• **Stated task**: Starting at the line with "Give me a plain-text" and stopping at the final line, retype the data below exactly; do not carry over any pictures.
***** Material provided *****
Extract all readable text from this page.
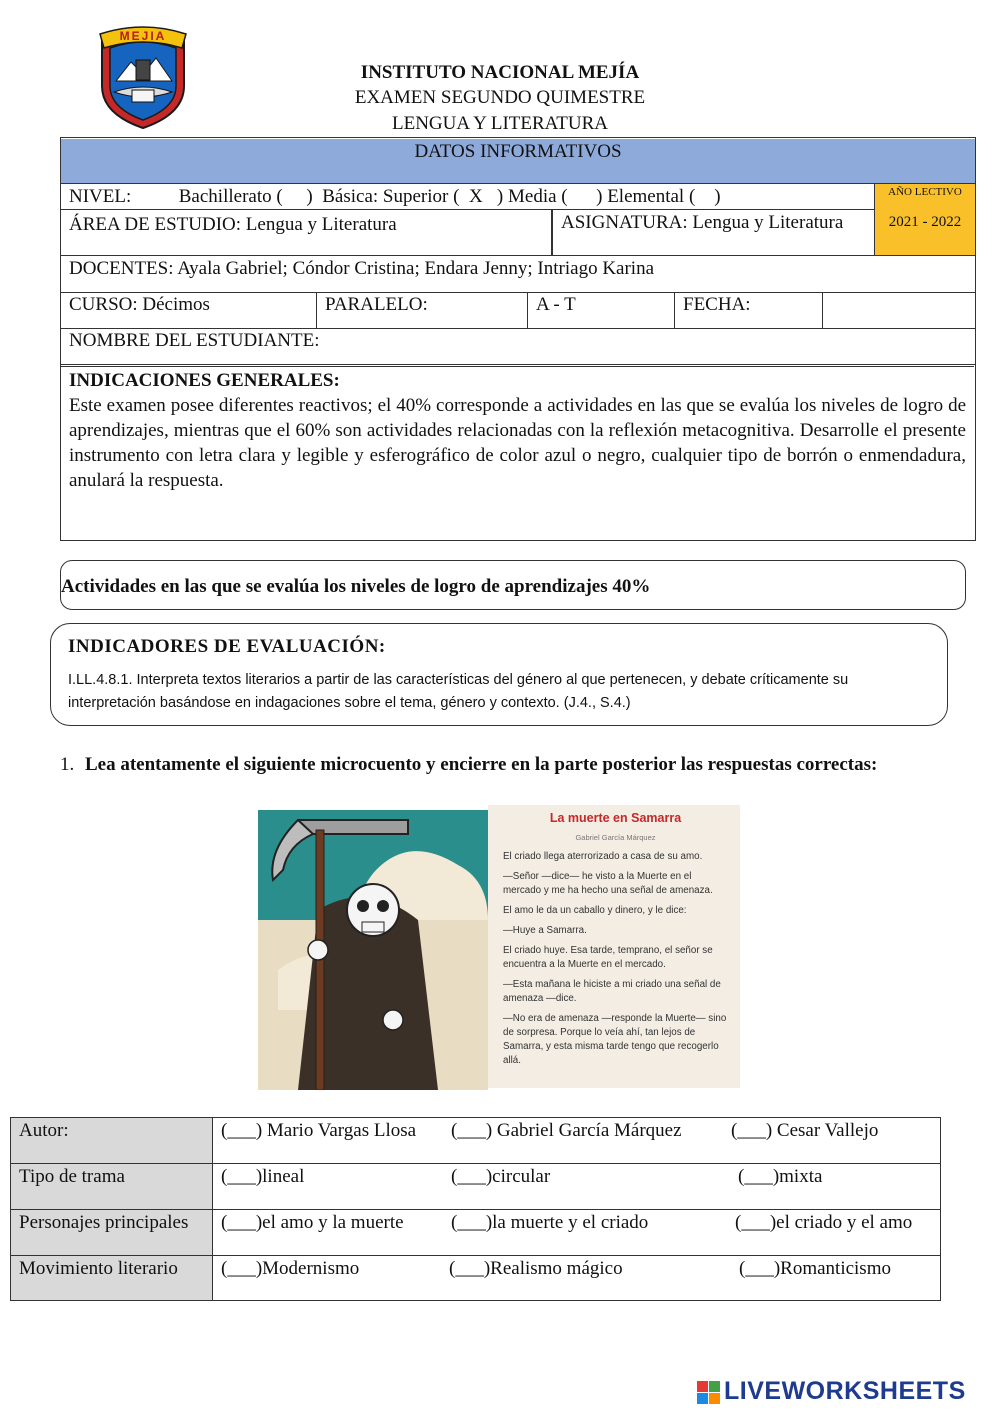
MEJIA
INSTITUTO NACIONAL MEJÍA
EXAMEN SEGUNDO QUIMESTRE
LENGUA Y LITERATURA
DATOS INFORMATIVOS
NIVEL:          Bachillerato (     )  Básica: Superior (  X   ) Media (      ) Elemental (    )
ÁREA DE ESTUDIO: Lengua y Literatura	ASIGNATURA: Lengua y Literatura
AÑO LECTIVO
2021 - 2022
DOCENTES: Ayala Gabriel; Cóndor Cristina; Endara Jenny; Intriago Karina
CURSO: Décimos	PARALELO:	A - T	FECHA:
NOMBRE DEL ESTUDIANTE:
INDICACIONES GENERALES:
Este examen posee diferentes reactivos; el 40% corresponde a actividades en las que se evalúa los niveles de logro de aprendizajes, mientras que el 60% son actividades relacionadas con la reflexión metacognitiva. Desarrolle el presente instrumento con letra clara y legible y esferográfico de color azul o negro, cualquier tipo de borrón o enmendadura, anulará la respuesta.
Actividades en las que se evalúa los niveles de logro de aprendizajes 40%
INDICADORES DE EVALUACIÓN:
I.LL.4.8.1. Interpreta textos literarios a partir de las características del género al que pertenecen, y debate críticamente su interpretación basándose en indagaciones sobre el tema, género y contexto. (J.4., S.4.)
1. Lea atentamente el siguiente microcuento y encierre en la parte posterior las respuestas correctas:
La muerte en Samarra
Gabriel García Márquez
El criado llega aterrorizado a casa de su amo.
—Señor —dice— he visto a la Muerte en el mercado y me ha hecho una señal de amenaza.
El amo le da un caballo y dinero, y le dice:
—Huye a Samarra.
El criado huye. Esa tarde, temprano, el señor se encuentra a la Muerte en el mercado.
—Esta mañana le hiciste a mi criado una señal de amenaza —dice.
—No era de amenaza —responde la Muerte— sino de sorpresa. Porque lo veía ahí, tan lejos de Samarra, y esta misma tarde tengo que recogerlo allá.
Autor:	(___) Mario Vargas Llosa (___) Gabriel García Márquez	(___) Cesar Vallejo
Tipo de trama	(___)lineal	(___)circular	(___)mixta
Personajes principales	(___)el amo y la muerte (___)la muerte y el criado	(___)el criado y el amo
Movimiento literario	(___)Modernismo	(___)Realismo mágico	(___)Romanticismo
LIVEWORKSHEETS
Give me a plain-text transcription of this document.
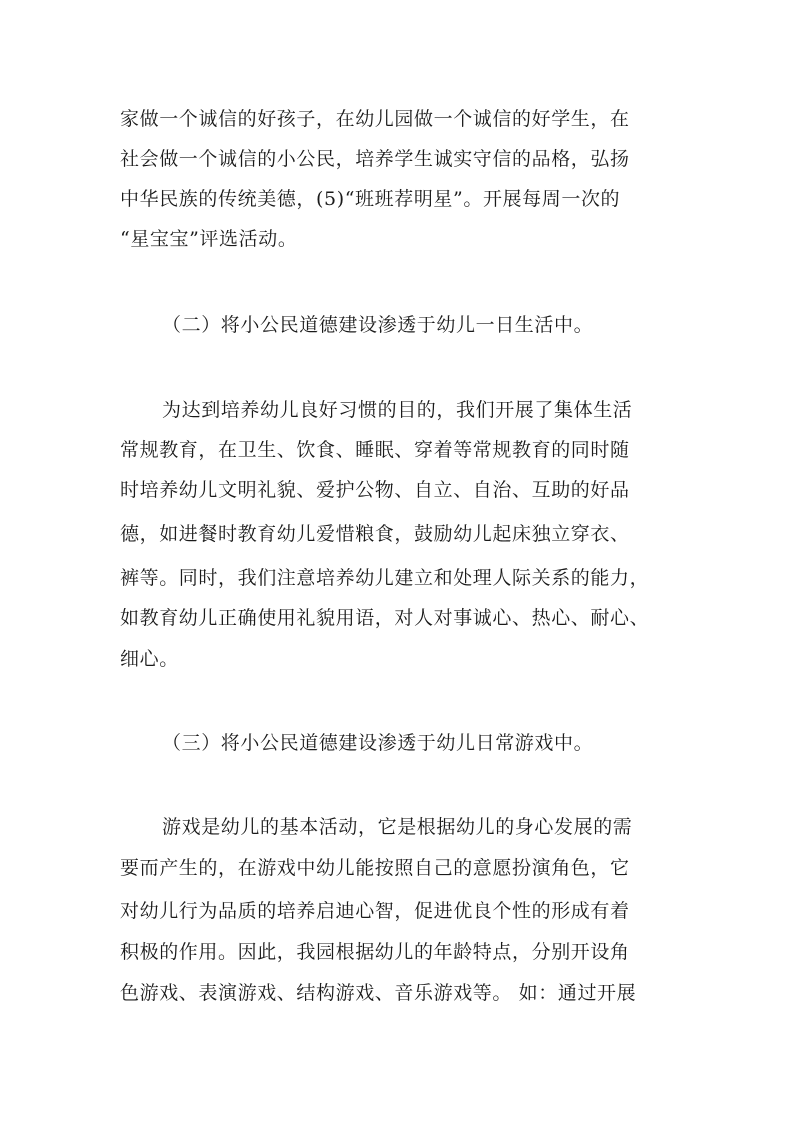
家做一个诚信的好孩子，在幼儿园做一个诚信的好学生，在
社会做一个诚信的小公民，培养学生诚实守信的品格，弘扬
中华民族的传统美德，(5)“班班荐明星”。开展每周一次的
“星宝宝”评选活动。
（二）将小公民道德建设渗透于幼儿一日生活中。
为达到培养幼儿良好习惯的目的，我们开展了集体生活
常规教育，在卫生、饮食、睡眠、穿着等常规教育的同时随
时培养幼儿文明礼貌、爱护公物、自立、自治、互助的好品
德，如进餐时教育幼儿爱惜粮食，鼓励幼儿起床独立穿衣、
裤等。同时，我们注意培养幼儿建立和处理人际关系的能力，
如教育幼儿正确使用礼貌用语，对人对事诚心、热心、耐心、
细心。
（三）将小公民道德建设渗透于幼儿日常游戏中。
游戏是幼儿的基本活动，它是根据幼儿的身心发展的需
要而产生的，在游戏中幼儿能按照自己的意愿扮演角色，它
对幼儿行为品质的培养启迪心智，促进优良个性的形成有着
积极的作用。因此，我园根据幼儿的年龄特点，分别开设角
色游戏、表演游戏、结构游戏、音乐游戏等。 如：通过开展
*****
• **Solution**:
Give me a plain-text transcription of this document.
家做一个诚信的好孩子，在幼儿园做一个诚信的好学生，在
社会做一个诚信的小公民，培养学生诚实守信的品格，弘扬
中华民族的传统美德，(5)“班班荐明星”。开展每周一次的
“星宝宝”评选活动。
（二）将小公民道德建设渗透于幼儿一日生活中。
为达到培养幼儿良好习惯的目的，我们开展了集体生活
常规教育，在卫生、饮食、睡眠、穿着等常规教育的同时随
时培养幼儿文明礼貌、爱护公物、自立、自治、互助的好品
德，如进餐时教育幼儿爱惜粮食，鼓励幼儿起床独立穿衣、
裤等。同时，我们注意培养幼儿建立和处理人际关系的能力，
如教育幼儿正确使用礼貌用语，对人对事诚心、热心、耐心、
细心。
（三）将小公民道德建设渗透于幼儿日常游戏中。
游戏是幼儿的基本活动，它是根据幼儿的身心发展的需
要而产生的，在游戏中幼儿能按照自己的意愿扮演角色，它
对幼儿行为品质的培养启迪心智，促进优良个性的形成有着
积极的作用。因此，我园根据幼儿的年龄特点，分别开设角
色游戏、表演游戏、结构游戏、音乐游戏等。 如：通过开展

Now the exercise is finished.